* [Set task]:
Reproduce each line of the material precisely.
━━━━
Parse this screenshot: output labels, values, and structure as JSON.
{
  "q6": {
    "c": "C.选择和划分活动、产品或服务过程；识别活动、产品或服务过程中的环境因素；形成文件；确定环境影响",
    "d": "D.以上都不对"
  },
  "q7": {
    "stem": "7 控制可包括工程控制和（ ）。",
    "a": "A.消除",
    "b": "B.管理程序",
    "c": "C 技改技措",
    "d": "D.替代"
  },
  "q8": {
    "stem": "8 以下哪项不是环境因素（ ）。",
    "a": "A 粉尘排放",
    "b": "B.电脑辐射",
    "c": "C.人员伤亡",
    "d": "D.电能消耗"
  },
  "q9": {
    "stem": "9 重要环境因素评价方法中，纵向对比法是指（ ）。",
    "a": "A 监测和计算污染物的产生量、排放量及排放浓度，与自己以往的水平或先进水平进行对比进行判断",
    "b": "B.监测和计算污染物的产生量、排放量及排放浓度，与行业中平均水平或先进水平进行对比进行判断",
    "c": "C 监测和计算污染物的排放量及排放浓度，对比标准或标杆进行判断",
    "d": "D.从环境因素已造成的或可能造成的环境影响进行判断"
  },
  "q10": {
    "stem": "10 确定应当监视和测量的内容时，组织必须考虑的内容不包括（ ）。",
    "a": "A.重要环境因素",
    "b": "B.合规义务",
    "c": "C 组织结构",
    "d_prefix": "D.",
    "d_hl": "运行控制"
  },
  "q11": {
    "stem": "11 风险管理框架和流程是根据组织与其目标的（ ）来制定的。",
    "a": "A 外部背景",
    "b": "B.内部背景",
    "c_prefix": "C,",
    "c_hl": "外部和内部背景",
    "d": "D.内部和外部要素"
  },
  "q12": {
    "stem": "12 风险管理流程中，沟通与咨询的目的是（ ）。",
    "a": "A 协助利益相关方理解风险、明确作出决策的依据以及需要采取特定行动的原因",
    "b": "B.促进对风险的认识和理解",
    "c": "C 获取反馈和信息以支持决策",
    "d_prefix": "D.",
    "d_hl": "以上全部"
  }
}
━━━━
* [Task result]:
Parse this screenshot: output labels, values, and structure as JSON.
{
  "q6": {
    "c": "C.选择和划分活动、产品或服务过程；识别活动、产品或服务过程中的环境因素；形成文件；确定环境影响",
    "d": "D.以上都不对"
  },
  "q7": {
    "stem": "7 控制可包括工程控制和（ ）。",
    "a": "A.消除",
    "b": "B.管理程序",
    "c": "C 技改技措",
    "d": "D.替代"
  },
  "q8": {
    "stem": "8 以下哪项不是环境因素（ ）。",
    "a": "A 粉尘排放",
    "b": "B.电脑辐射",
    "c": "C.人员伤亡",
    "d": "D.电能消耗"
  },
  "q9": {
    "stem": "9 重要环境因素评价方法中，纵向对比法是指（ ）。",
    "a": "A 监测和计算污染物的产生量、排放量及排放浓度，与自己以往的水平或先进水平进行对比进行判断",
    "b": "B.监测和计算污染物的产生量、排放量及排放浓度，与行业中平均水平或先进水平进行对比进行判断",
    "c": "C 监测和计算污染物的排放量及排放浓度，对比标准或标杆进行判断",
    "d": "D.从环境因素已造成的或可能造成的环境影响进行判断"
  },
  "q10": {
    "stem": "10 确定应当监视和测量的内容时，组织必须考虑的内容不包括（ ）。",
    "a": "A.重要环境因素",
    "b": "B.合规义务",
    "c": "C 组织结构",
    "d_prefix": "D.",
    "d_hl": "运行控制"
  },
  "q11": {
    "stem": "11 风险管理框架和流程是根据组织与其目标的（ ）来制定的。",
    "a": "A 外部背景",
    "b": "B.内部背景",
    "c_prefix": "C,",
    "c_hl": "外部和内部背景",
    "d": "D.内部和外部要素"
  },
  "q12": {
    "stem": "12 风险管理流程中，沟通与咨询的目的是（ ）。",
    "a": "A 协助利益相关方理解风险、明确作出决策的依据以及需要采取特定行动的原因",
    "b": "B.促进对风险的认识和理解",
    "c": "C 获取反馈和信息以支持决策",
    "d_prefix": "D.",
    "d_hl": "以上全部"
  }
}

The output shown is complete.